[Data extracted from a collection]
◇ ◇ ◇ ◇ ◇

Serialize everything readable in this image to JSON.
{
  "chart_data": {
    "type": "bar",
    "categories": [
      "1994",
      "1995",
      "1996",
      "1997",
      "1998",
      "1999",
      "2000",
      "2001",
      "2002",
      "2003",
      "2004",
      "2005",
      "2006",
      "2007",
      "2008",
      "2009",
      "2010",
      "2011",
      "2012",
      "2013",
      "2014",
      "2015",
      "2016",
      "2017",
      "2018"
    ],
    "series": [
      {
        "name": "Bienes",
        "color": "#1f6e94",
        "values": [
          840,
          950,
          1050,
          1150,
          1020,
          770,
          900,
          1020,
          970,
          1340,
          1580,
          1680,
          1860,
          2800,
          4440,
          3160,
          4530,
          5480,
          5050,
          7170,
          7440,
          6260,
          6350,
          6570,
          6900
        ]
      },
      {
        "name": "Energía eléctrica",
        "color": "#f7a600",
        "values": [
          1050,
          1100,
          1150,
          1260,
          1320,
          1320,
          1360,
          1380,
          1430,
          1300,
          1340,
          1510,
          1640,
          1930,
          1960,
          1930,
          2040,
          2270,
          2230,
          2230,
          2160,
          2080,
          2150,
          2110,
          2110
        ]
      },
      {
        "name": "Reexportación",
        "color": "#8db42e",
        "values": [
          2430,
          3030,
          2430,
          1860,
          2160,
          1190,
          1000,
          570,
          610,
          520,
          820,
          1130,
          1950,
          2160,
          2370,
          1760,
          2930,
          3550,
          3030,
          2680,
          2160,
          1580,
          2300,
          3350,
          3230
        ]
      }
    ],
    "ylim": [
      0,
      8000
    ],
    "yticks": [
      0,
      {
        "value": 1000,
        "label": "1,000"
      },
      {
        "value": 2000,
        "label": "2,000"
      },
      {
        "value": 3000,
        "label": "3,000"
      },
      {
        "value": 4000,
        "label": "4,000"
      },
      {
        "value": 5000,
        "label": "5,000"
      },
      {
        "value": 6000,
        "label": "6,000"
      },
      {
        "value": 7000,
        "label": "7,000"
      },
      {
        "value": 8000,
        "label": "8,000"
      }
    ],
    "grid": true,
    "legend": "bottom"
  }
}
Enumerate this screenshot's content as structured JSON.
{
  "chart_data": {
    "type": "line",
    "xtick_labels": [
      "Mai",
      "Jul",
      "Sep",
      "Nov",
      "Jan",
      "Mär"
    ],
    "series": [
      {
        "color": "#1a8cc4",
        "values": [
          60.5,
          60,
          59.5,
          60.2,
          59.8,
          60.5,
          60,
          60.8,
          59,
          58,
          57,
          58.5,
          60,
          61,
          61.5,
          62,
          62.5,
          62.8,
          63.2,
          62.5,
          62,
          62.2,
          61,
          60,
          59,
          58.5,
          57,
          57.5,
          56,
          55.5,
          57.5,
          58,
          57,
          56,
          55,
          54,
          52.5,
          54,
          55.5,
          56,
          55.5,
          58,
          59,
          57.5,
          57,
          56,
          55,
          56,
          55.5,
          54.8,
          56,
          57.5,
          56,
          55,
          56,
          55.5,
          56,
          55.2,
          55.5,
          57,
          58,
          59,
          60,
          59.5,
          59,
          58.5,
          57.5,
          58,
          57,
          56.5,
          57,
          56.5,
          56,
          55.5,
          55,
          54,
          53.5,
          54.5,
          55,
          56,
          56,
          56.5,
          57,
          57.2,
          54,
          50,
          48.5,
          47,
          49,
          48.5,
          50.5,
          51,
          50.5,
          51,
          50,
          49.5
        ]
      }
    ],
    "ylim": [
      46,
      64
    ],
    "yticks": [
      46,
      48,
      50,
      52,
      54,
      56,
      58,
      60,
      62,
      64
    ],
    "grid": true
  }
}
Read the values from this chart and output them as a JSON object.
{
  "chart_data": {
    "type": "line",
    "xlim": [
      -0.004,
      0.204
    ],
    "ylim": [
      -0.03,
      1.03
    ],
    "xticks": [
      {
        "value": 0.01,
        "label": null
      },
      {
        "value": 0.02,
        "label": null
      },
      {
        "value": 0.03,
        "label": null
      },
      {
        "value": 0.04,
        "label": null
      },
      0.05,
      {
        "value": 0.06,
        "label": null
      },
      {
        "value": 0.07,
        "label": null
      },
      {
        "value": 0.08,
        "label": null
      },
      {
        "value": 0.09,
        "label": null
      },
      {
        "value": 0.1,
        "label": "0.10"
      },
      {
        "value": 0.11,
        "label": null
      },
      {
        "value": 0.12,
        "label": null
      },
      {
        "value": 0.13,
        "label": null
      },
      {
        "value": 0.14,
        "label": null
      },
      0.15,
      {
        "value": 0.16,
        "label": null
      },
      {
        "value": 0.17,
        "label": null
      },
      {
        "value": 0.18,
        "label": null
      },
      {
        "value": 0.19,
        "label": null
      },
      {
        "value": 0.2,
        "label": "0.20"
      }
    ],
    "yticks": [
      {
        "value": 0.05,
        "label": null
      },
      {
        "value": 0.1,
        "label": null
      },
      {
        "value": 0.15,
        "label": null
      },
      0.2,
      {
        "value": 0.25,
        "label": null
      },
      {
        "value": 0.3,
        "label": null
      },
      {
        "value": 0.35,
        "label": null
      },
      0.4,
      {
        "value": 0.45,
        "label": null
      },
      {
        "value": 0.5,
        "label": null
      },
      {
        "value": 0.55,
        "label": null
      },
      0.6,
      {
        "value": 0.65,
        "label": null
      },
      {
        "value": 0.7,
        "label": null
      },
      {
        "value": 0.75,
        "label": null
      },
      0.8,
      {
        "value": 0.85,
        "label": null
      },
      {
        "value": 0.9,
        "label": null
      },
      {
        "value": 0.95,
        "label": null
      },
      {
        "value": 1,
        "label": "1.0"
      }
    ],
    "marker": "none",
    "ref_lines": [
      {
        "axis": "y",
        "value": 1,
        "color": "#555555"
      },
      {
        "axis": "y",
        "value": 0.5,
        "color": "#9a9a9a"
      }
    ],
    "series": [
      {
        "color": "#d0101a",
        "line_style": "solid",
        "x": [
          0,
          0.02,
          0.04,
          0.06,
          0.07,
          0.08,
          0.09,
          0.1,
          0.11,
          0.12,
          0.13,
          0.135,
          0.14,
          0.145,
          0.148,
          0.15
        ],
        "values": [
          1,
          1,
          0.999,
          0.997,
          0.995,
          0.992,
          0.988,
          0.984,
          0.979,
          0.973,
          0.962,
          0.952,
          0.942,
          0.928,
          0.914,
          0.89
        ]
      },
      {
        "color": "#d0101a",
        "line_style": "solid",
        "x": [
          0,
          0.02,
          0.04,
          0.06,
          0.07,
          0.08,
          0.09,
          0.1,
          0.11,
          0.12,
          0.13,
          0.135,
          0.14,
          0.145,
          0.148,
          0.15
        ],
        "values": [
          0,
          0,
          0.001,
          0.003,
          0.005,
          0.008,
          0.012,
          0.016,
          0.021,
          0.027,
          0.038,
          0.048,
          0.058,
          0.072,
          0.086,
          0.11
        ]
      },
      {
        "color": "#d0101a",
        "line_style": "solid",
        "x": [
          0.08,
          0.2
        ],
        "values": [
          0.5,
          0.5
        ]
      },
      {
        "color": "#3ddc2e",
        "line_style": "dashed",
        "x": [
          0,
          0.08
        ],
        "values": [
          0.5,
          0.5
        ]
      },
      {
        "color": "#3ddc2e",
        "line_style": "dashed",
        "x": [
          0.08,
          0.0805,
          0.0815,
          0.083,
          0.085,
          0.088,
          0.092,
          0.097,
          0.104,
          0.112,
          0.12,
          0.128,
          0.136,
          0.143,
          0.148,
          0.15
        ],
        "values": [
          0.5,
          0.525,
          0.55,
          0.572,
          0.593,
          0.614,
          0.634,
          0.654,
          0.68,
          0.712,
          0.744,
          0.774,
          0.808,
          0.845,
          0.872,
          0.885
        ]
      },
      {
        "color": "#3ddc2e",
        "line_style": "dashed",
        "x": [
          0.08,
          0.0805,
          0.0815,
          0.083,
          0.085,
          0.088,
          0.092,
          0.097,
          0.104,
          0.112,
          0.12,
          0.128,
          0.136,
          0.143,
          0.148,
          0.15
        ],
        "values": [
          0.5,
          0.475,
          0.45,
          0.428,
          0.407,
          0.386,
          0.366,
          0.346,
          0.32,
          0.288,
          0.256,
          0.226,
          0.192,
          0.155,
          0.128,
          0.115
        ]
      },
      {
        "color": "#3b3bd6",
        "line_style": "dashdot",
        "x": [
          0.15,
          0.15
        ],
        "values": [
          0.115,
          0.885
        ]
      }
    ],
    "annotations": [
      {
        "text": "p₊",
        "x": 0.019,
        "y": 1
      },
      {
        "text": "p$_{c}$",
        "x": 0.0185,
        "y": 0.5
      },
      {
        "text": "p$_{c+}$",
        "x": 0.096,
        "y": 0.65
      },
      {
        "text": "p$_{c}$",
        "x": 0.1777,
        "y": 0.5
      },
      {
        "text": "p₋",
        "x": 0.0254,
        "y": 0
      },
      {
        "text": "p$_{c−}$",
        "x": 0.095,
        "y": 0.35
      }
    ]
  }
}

◇ ◇ ◇ ◇ ◇

**GIVEN EXERCISE**
Gather up the lines containing the word "name" from these records and copy them.

**WRITTEN RESPONSE**
        "name": "Bienes",
        "name": "Energía eléctrica",
        "name": "Reexportación",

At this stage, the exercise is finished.